**WORK TO COMPLETE**
Output the lines that follow exactly as they are.

**Excerpts from a figure dataset**
-=-=-=-=-

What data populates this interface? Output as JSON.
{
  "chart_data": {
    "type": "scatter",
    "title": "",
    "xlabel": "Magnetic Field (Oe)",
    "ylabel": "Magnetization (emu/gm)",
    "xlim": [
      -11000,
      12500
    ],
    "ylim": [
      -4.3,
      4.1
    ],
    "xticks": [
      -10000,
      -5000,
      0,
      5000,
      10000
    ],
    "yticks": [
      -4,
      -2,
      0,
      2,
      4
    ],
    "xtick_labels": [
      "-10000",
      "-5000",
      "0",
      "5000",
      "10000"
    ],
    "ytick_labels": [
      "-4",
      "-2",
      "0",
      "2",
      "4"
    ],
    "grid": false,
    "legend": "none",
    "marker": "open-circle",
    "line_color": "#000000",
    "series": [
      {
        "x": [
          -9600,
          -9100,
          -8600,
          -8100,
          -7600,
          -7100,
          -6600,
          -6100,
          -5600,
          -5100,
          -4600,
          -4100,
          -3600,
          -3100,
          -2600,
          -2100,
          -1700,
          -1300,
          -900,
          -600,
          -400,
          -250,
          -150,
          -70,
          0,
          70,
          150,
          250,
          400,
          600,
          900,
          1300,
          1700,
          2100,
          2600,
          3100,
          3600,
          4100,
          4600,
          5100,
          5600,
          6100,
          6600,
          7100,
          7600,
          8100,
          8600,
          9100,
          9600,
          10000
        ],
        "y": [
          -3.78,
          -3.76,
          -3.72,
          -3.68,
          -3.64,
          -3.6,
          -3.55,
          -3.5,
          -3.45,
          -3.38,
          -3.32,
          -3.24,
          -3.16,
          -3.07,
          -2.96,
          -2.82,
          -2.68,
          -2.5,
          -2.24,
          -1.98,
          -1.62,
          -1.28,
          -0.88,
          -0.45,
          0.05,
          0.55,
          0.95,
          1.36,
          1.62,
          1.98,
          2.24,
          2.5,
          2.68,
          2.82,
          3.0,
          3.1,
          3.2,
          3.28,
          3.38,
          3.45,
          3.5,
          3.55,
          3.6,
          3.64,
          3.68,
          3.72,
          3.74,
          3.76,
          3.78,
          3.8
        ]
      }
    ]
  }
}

-=-=-=-=-

**PROBLEM SOLUTION**
What data populates this interface? Output as JSON.
{
  "chart_data": {
    "type": "scatter",
    "title": "",
    "xlabel": "Magnetic Field (Oe)",
    "ylabel": "Magnetization (emu/gm)",
    "xlim": [
      -11000,
      12500
    ],
    "ylim": [
      -4.3,
      4.1
    ],
    "xticks": [
      -10000,
      -5000,
      0,
      5000,
      10000
    ],
    "yticks": [
      -4,
      -2,
      0,
      2,
      4
    ],
    "xtick_labels": [
      "-10000",
      "-5000",
      "0",
      "5000",
      "10000"
    ],
    "ytick_labels": [
      "-4",
      "-2",
      "0",
      "2",
      "4"
    ],
    "grid": false,
    "legend": "none",
    "marker": "open-circle",
    "line_color": "#000000",
    "series": [
      {
        "x": [
          -9600,
          -9100,
          -8600,
          -8100,
          -7600,
          -7100,
          -6600,
          -6100,
          -5600,
          -5100,
          -4600,
          -4100,
          -3600,
          -3100,
          -2600,
          -2100,
          -1700,
          -1300,
          -900,
          -600,
          -400,
          -250,
          -150,
          -70,
          0,
          70,
          150,
          250,
          400,
          600,
          900,
          1300,
          1700,
          2100,
          2600,
          3100,
          3600,
          4100,
          4600,
          5100,
          5600,
          6100,
          6600,
          7100,
          7600,
          8100,
          8600,
          9100,
          9600,
          10000
        ],
        "y": [
          -3.78,
          -3.76,
          -3.72,
          -3.68,
          -3.64,
          -3.6,
          -3.55,
          -3.5,
          -3.45,
          -3.38,
          -3.32,
          -3.24,
          -3.16,
          -3.07,
          -2.96,
          -2.82,
          -2.68,
          -2.5,
          -2.24,
          -1.98,
          -1.62,
          -1.28,
          -0.88,
          -0.45,
          0.05,
          0.55,
          0.95,
          1.36,
          1.62,
          1.98,
          2.24,
          2.5,
          2.68,
          2.82,
          3.0,
          3.1,
          3.2,
          3.28,
          3.38,
          3.45,
          3.5,
          3.55,
          3.6,
          3.64,
          3.68,
          3.72,
          3.74,
          3.76,
          3.78,
          3.8
        ]
      }
    ]
  }
}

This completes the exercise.